Tally the lines in these records that hold the string "triệu", and reply with the number alone.

(Collection entries)
________

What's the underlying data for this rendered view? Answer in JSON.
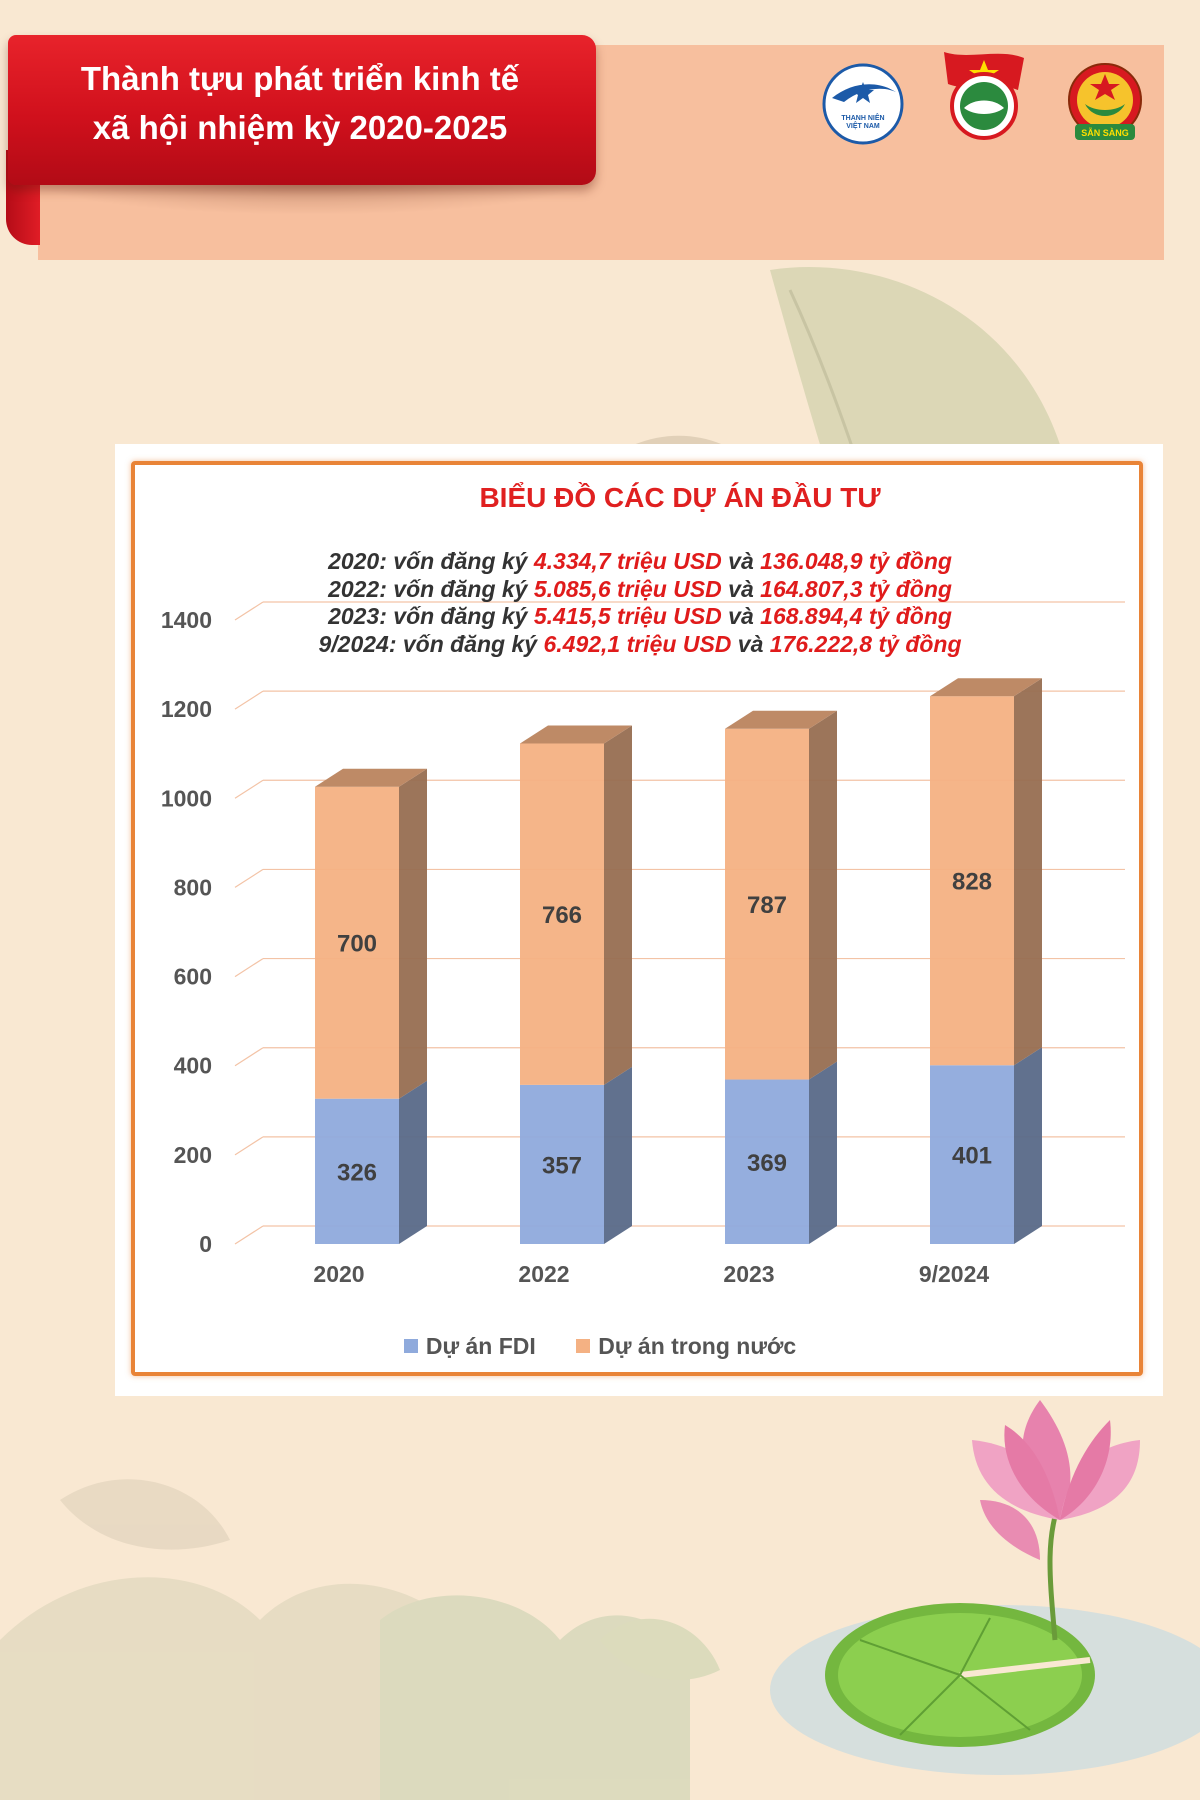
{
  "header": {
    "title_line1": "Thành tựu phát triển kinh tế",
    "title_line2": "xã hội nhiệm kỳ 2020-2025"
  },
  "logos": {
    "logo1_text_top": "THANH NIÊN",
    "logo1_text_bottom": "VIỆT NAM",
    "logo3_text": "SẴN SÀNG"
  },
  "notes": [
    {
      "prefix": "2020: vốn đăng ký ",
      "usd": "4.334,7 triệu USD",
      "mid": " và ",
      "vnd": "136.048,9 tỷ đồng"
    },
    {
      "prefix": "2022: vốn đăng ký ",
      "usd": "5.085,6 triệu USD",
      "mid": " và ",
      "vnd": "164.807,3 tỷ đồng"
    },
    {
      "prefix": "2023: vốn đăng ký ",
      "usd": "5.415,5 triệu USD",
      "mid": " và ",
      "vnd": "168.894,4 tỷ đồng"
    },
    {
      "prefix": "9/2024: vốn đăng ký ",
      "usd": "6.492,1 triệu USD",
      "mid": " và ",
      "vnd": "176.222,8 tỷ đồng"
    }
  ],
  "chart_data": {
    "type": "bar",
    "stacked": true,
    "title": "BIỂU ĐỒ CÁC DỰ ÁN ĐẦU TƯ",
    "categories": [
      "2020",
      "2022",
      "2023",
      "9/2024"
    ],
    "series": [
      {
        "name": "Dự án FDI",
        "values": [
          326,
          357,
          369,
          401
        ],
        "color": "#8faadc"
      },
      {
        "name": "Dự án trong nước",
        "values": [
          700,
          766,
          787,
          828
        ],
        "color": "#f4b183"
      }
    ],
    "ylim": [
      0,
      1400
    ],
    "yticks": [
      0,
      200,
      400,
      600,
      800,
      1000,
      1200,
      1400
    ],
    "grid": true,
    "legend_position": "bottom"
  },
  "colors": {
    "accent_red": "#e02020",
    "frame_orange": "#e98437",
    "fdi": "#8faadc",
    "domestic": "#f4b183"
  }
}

________

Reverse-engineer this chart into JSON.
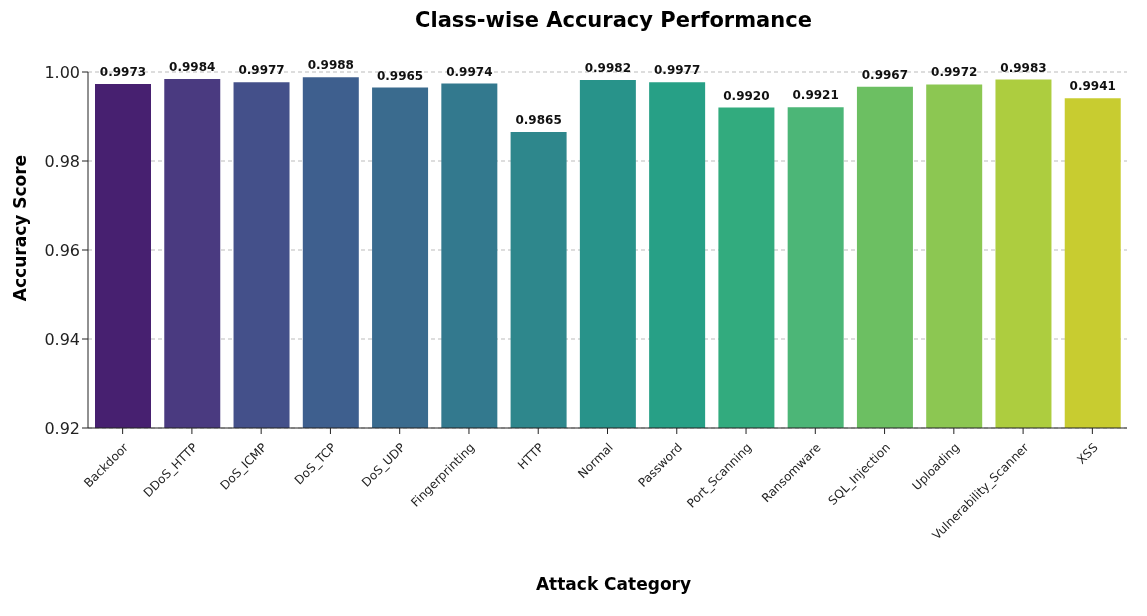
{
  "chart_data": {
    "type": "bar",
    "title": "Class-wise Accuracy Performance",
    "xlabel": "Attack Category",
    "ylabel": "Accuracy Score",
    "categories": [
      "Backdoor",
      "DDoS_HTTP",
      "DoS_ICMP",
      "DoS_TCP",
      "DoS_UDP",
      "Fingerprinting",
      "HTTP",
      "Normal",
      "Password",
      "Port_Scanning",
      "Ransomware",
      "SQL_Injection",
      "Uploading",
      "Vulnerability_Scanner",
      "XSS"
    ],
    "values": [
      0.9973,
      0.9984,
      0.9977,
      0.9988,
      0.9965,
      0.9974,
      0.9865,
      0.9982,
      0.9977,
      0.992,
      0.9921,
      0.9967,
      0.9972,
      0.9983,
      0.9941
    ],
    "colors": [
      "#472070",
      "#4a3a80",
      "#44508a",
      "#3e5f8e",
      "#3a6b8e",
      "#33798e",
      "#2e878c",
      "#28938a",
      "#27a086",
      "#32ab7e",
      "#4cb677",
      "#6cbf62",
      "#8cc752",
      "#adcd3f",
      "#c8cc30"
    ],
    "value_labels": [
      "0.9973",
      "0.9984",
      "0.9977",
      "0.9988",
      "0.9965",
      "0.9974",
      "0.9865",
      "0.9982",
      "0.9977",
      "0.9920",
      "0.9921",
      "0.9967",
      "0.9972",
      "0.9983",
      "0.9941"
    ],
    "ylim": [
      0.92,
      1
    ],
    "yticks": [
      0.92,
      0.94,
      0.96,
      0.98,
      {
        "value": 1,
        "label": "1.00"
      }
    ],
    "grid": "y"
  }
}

________

**Output below:**
4